TASK REQUIREMENTS: Identify each line below containing the string "reaction" and copy it.

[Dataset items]

•••••

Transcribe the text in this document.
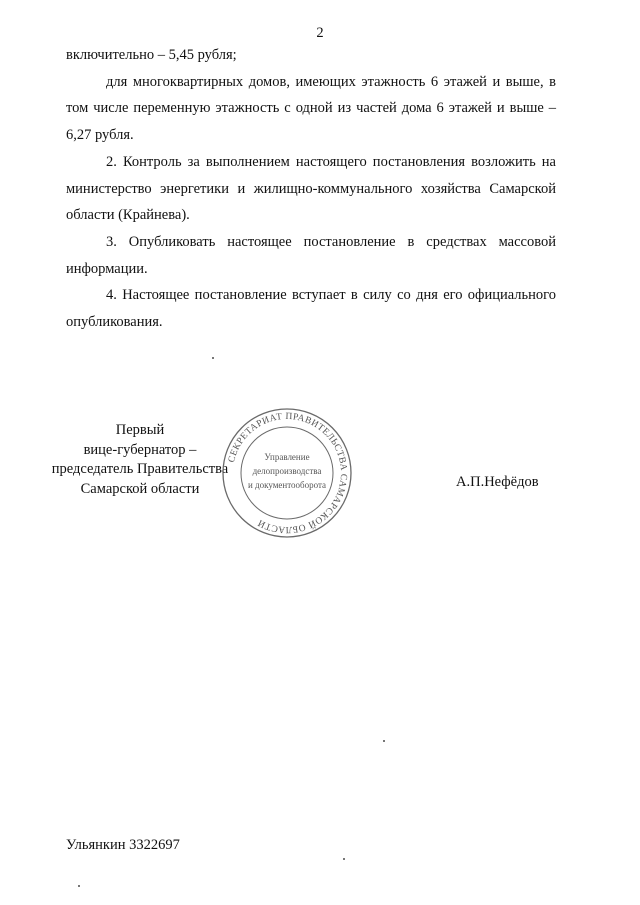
2

включительно – 5,45 рубля;

для многоквартирных домов, имеющих этажность 6 этажей и выше, в том числе переменную этажность с одной из частей дома 6 этажей и выше – 6,27 рубля.

2. Контроль за выполнением настоящего постановления возложить на министерство энергетики и жилищно-коммунального хозяйства Самарской области (Крайнева).

3. Опубликовать настоящее постановление в средствах массовой информации.

4. Настоящее постановление вступает в силу со дня его официального опубликования.

Первый
вице-губернатор –
председатель Правительства
Самарской области
СЕКРЕТАРИАТ ПРАВИТЕЛЬСТВА САМАРСКОЙ ОБЛАСТИ
Управление
делопроизводства
и документооборота	А.П.Нефёдов
Ульянкин 3322697
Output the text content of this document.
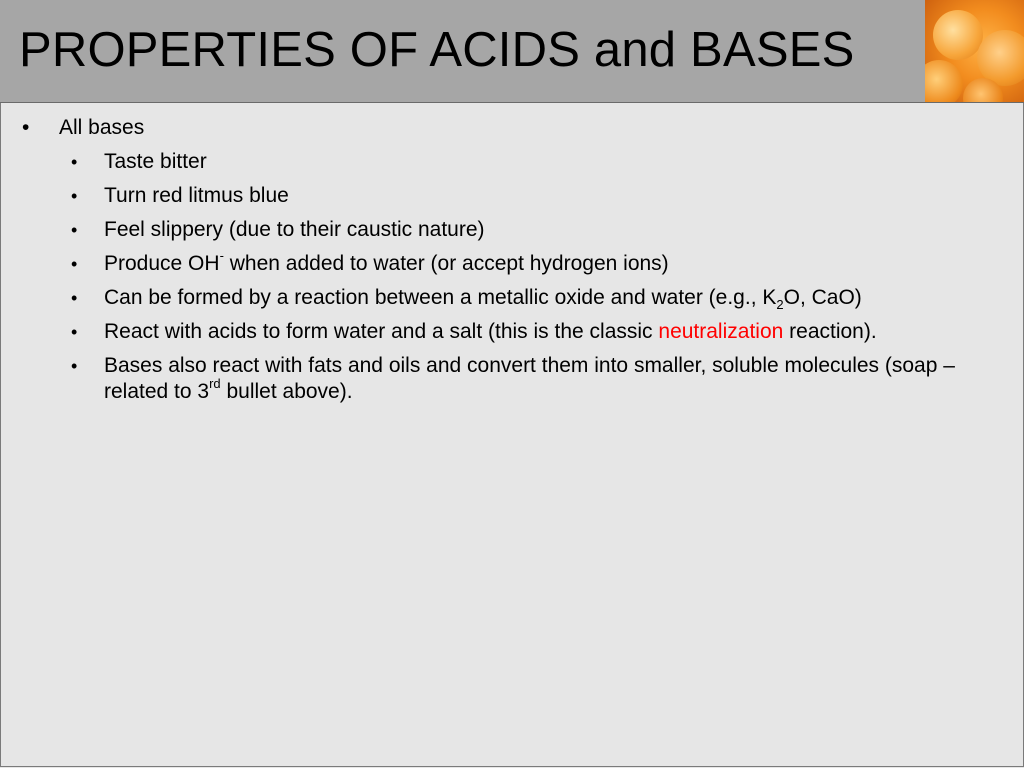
PROPERTIES OF ACIDS and BASES
• All bases
• Taste bitter
• Turn red litmus blue
• Feel slippery (due to their caustic nature)
• Produce OH- when added to water (or accept hydrogen ions)
• Can be formed by a reaction between a metallic oxide and water (e.g., $K_2O$, CaO)
• React with acids to form water and a salt (this is the classic neutralization reaction).
• Bases also react with fats and oils and convert them into smaller, soluble molecules (soap – related to 3rd bullet above).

•••••

RESPONSE FOR THIS EXERCISE:
• Can be formed by a reaction between a metallic oxide and water (e.g., $K_2O$, CaO)
• React with acids to form water and a salt (this is the classic neutralization reaction).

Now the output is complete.